[Start of Task data]

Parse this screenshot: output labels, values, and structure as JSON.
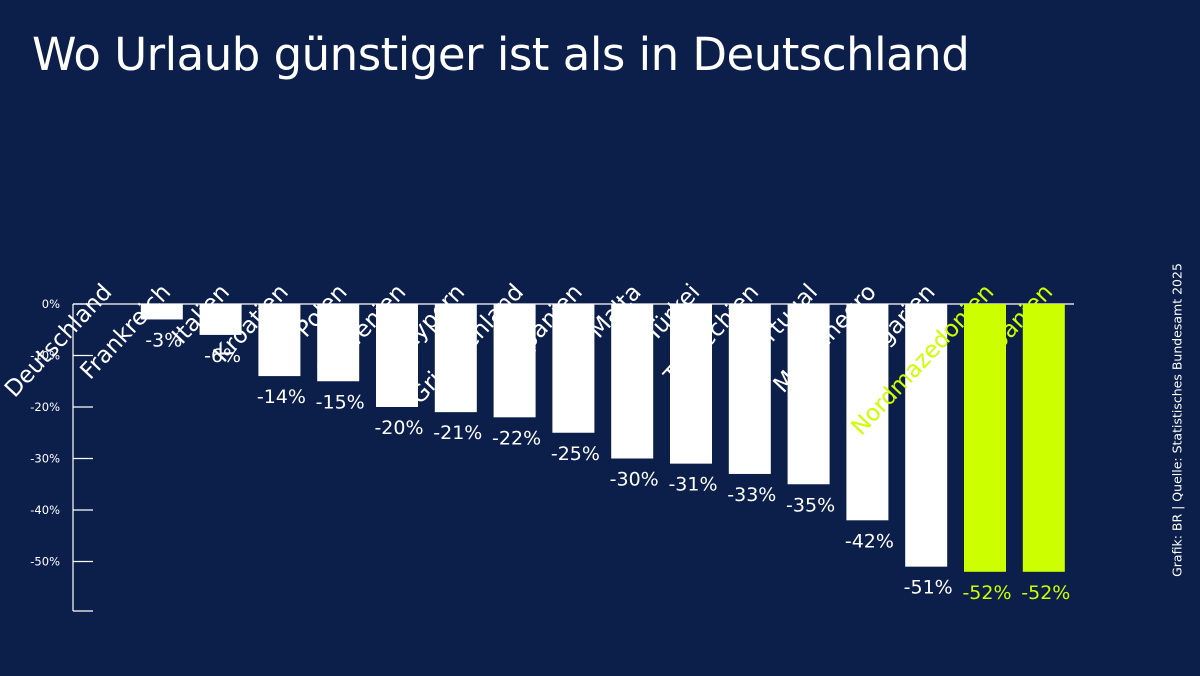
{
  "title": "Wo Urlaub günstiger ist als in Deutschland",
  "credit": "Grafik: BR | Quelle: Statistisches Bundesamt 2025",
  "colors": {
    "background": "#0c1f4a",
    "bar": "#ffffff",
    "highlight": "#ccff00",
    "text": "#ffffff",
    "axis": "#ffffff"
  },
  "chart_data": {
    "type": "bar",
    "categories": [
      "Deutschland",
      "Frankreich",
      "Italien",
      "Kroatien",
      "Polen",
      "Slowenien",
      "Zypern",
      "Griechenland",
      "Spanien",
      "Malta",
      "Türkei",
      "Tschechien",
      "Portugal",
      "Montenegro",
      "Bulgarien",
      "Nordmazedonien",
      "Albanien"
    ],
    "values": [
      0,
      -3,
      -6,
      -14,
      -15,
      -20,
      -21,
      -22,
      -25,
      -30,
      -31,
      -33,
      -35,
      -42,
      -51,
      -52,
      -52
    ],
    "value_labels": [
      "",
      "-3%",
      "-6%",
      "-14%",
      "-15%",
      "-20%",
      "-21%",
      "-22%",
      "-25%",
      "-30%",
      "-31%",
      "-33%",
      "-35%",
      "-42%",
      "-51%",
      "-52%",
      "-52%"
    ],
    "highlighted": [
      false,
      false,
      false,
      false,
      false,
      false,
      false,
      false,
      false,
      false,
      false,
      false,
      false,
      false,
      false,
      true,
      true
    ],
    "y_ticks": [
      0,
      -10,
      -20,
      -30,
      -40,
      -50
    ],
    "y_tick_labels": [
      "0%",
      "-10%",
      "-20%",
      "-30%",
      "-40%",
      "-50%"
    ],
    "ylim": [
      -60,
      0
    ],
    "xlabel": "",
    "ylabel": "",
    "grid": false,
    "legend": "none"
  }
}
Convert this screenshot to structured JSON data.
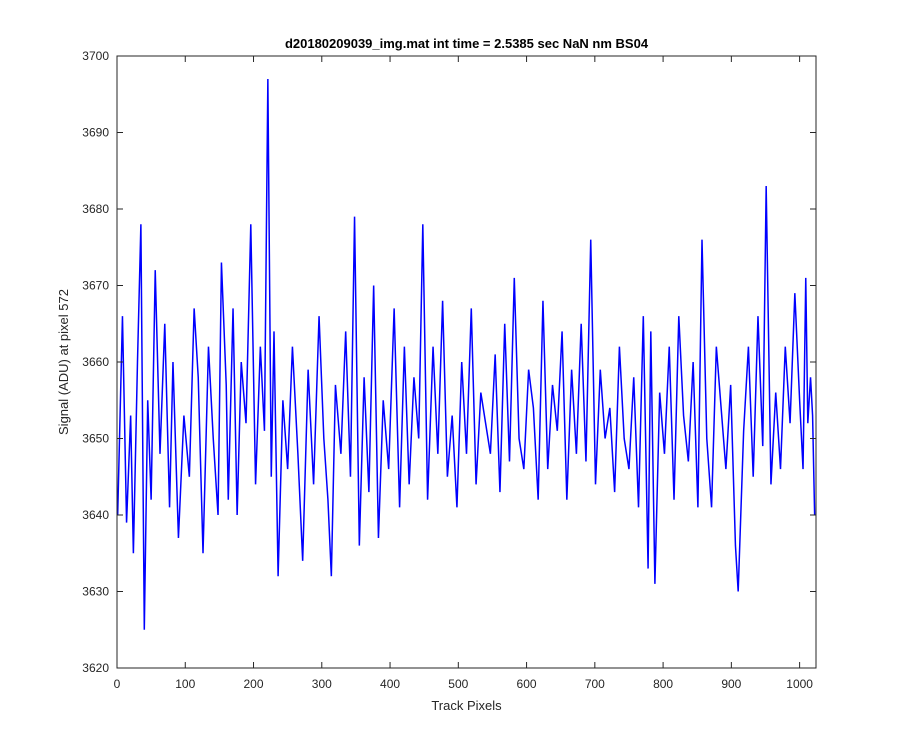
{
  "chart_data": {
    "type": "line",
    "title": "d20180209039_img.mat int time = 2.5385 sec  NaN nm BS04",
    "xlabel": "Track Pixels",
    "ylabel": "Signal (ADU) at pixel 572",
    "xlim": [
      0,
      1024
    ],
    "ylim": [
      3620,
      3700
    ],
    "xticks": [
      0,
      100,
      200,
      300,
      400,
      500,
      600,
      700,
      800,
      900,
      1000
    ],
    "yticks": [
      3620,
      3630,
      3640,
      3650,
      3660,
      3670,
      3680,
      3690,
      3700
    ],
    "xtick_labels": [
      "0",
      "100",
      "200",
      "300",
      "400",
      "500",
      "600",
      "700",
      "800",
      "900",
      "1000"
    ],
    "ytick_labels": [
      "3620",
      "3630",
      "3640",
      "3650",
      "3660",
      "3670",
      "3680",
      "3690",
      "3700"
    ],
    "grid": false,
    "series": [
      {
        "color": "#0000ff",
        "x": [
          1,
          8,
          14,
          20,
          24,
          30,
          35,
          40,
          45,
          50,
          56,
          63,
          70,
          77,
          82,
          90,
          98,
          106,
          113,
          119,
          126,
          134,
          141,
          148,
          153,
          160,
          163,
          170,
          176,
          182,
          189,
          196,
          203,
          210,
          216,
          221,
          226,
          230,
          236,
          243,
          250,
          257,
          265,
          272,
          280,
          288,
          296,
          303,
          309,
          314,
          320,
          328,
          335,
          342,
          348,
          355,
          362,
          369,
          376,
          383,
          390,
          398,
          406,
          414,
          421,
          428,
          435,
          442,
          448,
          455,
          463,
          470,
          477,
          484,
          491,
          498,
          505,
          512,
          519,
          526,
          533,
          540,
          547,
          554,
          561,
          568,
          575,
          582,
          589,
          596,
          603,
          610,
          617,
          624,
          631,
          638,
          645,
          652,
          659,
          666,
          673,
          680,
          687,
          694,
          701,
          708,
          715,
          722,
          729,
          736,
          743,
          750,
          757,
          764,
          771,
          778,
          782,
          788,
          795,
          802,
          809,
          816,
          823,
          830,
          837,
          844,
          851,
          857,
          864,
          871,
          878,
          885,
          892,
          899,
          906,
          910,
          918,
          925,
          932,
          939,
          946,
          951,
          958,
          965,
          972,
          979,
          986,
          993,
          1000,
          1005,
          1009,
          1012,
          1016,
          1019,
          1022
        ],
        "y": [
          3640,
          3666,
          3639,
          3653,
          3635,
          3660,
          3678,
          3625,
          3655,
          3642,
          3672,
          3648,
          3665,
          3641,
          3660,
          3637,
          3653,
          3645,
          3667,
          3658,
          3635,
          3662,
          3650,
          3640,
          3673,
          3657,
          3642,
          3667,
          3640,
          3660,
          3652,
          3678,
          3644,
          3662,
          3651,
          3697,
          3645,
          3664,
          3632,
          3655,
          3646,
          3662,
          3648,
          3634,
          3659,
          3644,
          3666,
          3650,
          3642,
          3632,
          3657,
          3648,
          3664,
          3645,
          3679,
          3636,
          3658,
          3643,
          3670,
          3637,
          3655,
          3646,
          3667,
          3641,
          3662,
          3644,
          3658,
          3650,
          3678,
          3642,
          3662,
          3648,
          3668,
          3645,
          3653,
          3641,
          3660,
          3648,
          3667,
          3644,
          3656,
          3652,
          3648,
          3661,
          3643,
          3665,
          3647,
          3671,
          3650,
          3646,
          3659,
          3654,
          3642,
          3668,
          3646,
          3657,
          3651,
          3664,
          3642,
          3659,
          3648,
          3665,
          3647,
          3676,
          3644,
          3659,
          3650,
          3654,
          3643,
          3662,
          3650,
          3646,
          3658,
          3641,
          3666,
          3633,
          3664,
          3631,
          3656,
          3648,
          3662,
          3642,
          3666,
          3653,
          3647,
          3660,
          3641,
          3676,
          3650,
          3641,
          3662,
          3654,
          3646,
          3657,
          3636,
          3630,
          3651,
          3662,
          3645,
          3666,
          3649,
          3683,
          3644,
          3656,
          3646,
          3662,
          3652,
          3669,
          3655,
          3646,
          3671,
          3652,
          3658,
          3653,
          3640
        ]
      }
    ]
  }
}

[End of Task data]
[Start of Task data]

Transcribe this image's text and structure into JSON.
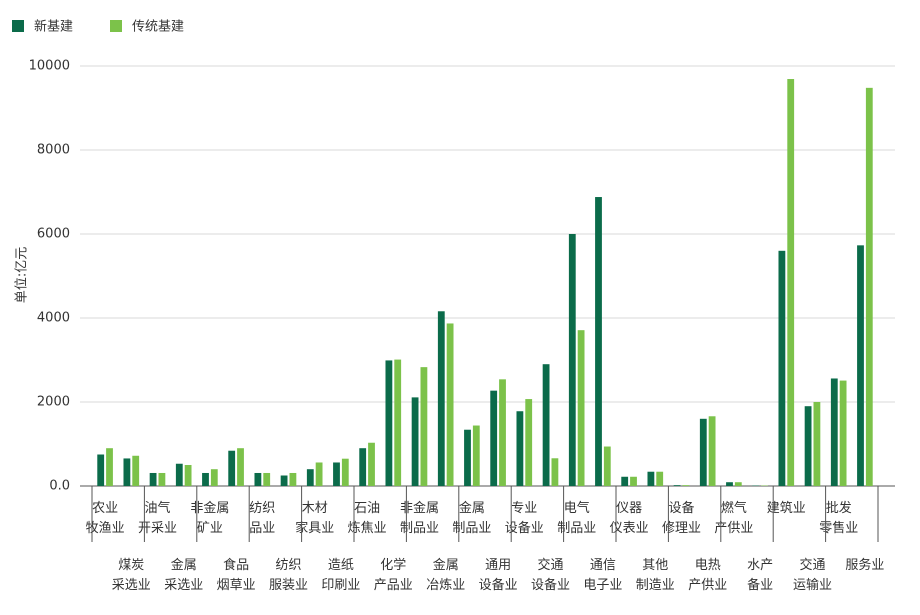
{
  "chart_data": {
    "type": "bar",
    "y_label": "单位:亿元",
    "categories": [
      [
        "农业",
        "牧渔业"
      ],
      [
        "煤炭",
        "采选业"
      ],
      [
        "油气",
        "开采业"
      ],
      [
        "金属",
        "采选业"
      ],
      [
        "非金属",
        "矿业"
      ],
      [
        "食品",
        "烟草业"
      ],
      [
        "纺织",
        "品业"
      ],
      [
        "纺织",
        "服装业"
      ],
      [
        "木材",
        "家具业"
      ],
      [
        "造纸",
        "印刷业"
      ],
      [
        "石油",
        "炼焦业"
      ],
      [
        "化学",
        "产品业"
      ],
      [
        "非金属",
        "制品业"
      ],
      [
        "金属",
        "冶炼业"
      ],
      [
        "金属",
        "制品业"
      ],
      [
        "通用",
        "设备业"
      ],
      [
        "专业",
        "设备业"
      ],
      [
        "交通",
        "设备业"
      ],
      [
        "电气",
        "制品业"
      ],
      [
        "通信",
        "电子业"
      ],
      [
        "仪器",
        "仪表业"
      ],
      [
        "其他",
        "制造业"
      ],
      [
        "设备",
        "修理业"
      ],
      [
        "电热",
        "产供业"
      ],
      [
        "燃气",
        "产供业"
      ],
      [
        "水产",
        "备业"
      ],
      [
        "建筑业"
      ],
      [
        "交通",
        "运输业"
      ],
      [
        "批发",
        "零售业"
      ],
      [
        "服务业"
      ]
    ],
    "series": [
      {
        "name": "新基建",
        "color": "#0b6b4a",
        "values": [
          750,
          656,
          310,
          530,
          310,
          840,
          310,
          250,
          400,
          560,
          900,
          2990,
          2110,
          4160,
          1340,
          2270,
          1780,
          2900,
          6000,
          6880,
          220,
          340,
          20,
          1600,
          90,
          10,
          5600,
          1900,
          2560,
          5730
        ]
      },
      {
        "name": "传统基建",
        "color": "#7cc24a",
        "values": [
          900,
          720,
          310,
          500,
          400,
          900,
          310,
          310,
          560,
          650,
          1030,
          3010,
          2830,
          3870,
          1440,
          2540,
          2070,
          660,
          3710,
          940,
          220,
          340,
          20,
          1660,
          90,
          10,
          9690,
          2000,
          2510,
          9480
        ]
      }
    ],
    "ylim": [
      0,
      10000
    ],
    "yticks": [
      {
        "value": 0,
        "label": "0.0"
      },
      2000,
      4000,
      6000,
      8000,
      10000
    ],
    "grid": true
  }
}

[End of Task data]

- Written request
From the data above, copy each line that has the string "title".

- In response
  "title": "Wo Urlaub günstiger ist als in Deutschland",
    "title": "d20180209039_img.mat int time = 2.5385 sec  NaN nm BS04",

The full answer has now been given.